== Exercise goal ==
Reproduce the records verbatim from their first line through the line containing "table-row: Husholdning -19%", inclusive, and output nothing beyond that line.
··· Provided records
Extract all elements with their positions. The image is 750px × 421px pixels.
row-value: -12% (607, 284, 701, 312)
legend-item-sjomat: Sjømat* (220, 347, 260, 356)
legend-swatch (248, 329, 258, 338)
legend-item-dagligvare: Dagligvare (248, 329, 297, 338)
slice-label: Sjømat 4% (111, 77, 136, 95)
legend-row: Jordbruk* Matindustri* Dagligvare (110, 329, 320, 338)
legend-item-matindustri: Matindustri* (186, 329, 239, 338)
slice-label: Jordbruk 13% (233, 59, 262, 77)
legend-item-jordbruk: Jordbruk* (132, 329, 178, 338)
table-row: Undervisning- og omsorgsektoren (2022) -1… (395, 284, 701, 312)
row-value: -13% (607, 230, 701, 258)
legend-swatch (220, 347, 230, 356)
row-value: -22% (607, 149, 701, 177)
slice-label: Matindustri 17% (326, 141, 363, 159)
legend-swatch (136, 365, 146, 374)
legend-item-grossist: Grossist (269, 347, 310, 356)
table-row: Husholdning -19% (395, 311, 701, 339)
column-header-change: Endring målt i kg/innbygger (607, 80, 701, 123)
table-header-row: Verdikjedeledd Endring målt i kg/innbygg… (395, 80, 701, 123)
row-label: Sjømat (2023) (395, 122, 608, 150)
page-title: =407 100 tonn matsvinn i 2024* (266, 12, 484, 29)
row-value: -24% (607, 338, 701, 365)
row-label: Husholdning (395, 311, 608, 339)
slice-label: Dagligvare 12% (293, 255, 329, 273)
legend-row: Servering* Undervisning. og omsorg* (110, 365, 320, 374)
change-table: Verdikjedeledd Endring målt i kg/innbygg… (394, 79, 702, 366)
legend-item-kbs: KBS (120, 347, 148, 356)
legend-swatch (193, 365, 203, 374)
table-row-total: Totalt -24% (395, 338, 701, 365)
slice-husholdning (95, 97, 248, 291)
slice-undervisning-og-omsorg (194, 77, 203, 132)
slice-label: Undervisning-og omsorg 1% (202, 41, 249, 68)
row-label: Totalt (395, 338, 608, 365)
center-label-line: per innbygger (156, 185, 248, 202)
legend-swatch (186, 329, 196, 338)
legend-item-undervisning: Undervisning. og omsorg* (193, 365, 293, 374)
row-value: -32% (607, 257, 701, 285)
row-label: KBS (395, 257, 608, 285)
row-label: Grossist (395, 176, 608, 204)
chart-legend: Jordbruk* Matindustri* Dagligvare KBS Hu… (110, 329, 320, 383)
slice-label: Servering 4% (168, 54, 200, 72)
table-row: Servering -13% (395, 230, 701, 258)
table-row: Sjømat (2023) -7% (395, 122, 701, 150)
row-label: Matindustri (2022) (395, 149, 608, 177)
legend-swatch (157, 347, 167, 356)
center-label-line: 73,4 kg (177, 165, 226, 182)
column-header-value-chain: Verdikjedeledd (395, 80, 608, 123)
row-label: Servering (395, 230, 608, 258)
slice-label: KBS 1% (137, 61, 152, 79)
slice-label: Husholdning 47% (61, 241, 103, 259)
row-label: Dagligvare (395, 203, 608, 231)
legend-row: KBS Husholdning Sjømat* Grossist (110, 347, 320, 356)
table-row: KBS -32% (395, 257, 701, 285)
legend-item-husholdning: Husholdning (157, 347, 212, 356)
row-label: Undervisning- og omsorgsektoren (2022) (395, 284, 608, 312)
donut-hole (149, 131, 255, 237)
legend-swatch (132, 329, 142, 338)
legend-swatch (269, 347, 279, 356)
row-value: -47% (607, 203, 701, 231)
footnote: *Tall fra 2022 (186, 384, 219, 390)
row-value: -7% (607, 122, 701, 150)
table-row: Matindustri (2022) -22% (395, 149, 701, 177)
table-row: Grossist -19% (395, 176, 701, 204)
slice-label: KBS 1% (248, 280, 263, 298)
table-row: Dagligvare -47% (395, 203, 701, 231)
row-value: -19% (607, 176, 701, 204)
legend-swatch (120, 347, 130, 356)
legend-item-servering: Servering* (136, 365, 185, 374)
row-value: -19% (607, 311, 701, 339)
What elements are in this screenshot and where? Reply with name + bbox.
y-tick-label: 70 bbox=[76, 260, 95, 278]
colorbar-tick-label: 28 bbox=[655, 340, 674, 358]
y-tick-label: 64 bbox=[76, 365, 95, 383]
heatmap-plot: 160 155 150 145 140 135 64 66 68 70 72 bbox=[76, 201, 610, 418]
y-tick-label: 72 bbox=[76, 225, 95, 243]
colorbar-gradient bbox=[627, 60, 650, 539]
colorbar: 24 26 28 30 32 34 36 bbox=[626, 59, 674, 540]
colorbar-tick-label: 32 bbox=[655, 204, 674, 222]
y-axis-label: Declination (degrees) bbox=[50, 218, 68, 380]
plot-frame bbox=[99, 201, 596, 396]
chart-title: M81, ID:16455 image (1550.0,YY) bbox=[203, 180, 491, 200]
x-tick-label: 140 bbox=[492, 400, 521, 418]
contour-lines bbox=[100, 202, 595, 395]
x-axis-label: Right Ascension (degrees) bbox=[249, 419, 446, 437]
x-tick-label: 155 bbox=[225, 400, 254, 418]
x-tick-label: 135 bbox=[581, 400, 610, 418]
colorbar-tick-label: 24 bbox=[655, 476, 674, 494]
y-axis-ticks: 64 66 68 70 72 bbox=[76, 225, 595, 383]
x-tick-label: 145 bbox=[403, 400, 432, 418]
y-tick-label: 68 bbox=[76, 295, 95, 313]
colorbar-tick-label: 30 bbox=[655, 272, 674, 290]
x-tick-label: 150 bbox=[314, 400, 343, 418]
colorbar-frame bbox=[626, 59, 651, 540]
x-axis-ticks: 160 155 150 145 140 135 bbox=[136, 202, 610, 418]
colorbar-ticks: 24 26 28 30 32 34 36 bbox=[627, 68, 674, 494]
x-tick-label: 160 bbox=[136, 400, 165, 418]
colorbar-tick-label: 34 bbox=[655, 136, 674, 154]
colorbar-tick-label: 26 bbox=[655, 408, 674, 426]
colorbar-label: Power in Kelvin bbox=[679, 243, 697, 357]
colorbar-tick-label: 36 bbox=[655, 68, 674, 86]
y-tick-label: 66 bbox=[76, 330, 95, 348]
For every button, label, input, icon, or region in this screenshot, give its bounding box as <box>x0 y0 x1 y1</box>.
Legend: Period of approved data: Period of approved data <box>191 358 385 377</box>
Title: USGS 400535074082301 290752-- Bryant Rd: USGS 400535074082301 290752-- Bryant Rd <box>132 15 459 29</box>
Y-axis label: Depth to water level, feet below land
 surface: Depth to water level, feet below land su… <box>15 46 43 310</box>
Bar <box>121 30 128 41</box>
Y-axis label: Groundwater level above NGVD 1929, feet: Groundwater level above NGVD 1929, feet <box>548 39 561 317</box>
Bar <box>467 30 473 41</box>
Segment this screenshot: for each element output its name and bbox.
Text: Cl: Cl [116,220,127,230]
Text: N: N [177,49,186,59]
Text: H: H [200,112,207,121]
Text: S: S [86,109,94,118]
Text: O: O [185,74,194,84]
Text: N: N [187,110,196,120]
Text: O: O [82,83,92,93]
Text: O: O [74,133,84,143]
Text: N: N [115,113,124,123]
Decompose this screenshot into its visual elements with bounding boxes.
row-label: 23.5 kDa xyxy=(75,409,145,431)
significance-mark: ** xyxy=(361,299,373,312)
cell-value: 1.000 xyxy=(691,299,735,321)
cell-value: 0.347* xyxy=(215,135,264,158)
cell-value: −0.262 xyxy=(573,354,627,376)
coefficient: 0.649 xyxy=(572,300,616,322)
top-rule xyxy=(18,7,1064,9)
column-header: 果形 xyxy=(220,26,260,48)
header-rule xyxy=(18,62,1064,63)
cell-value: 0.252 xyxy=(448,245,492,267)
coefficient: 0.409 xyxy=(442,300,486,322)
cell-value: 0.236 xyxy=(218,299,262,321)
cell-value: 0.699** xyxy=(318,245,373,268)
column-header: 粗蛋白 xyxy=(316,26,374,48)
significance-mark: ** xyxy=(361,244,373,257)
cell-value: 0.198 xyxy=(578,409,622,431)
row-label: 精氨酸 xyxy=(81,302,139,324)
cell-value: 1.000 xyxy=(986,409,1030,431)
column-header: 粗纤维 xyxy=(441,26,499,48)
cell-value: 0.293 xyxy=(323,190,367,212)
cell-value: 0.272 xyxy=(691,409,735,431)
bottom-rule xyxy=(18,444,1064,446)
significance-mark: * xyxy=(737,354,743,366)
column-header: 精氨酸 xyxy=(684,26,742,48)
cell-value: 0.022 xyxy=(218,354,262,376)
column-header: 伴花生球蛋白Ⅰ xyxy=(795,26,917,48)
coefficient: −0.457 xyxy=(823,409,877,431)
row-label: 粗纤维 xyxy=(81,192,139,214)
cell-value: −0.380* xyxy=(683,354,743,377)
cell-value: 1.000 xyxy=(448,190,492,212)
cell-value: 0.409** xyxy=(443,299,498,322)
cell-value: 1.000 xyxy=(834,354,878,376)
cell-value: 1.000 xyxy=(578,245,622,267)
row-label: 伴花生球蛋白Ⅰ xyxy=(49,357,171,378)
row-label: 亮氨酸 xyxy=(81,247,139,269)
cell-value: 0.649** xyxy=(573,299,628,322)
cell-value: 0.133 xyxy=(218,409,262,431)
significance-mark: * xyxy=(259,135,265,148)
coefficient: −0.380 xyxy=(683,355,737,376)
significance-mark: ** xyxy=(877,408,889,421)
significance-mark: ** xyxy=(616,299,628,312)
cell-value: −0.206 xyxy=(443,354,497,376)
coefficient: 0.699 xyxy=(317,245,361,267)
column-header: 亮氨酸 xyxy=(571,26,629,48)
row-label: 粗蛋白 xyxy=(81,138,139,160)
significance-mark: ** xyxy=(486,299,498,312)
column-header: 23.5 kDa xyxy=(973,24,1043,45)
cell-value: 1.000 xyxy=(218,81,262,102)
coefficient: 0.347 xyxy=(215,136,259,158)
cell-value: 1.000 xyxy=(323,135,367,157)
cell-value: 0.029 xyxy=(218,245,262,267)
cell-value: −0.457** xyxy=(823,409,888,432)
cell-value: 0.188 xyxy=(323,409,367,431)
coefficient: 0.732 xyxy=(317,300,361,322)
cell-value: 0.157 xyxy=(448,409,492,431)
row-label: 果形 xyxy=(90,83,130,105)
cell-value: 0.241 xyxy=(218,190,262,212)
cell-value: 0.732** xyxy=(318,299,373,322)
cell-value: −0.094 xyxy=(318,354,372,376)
······
== Task answer ==
Extract all elements with their positions. The image is 750px × 421px pixels.
row-value: -12% (607, 284, 701, 312)
legend-item-sjomat: Sjømat* (220, 347, 260, 356)
legend-swatch (248, 329, 258, 338)
legend-item-dagligvare: Dagligvare (248, 329, 297, 338)
slice-label: Sjømat 4% (111, 77, 136, 95)
legend-row: Jordbruk* Matindustri* Dagligvare (110, 329, 320, 338)
legend-item-matindustri: Matindustri* (186, 329, 239, 338)
slice-label: Jordbruk 13% (233, 59, 262, 77)
legend-item-jordbruk: Jordbruk* (132, 329, 178, 338)
table-row: Undervisning- og omsorgsektoren (2022) -1… (395, 284, 701, 312)
row-value: -13% (607, 230, 701, 258)
legend-swatch (220, 347, 230, 356)
row-value: -22% (607, 149, 701, 177)
slice-label: Matindustri 17% (326, 141, 363, 159)
legend-swatch (136, 365, 146, 374)
legend-item-grossist: Grossist (269, 347, 310, 356)
table-row: Husholdning -19% (395, 311, 701, 339)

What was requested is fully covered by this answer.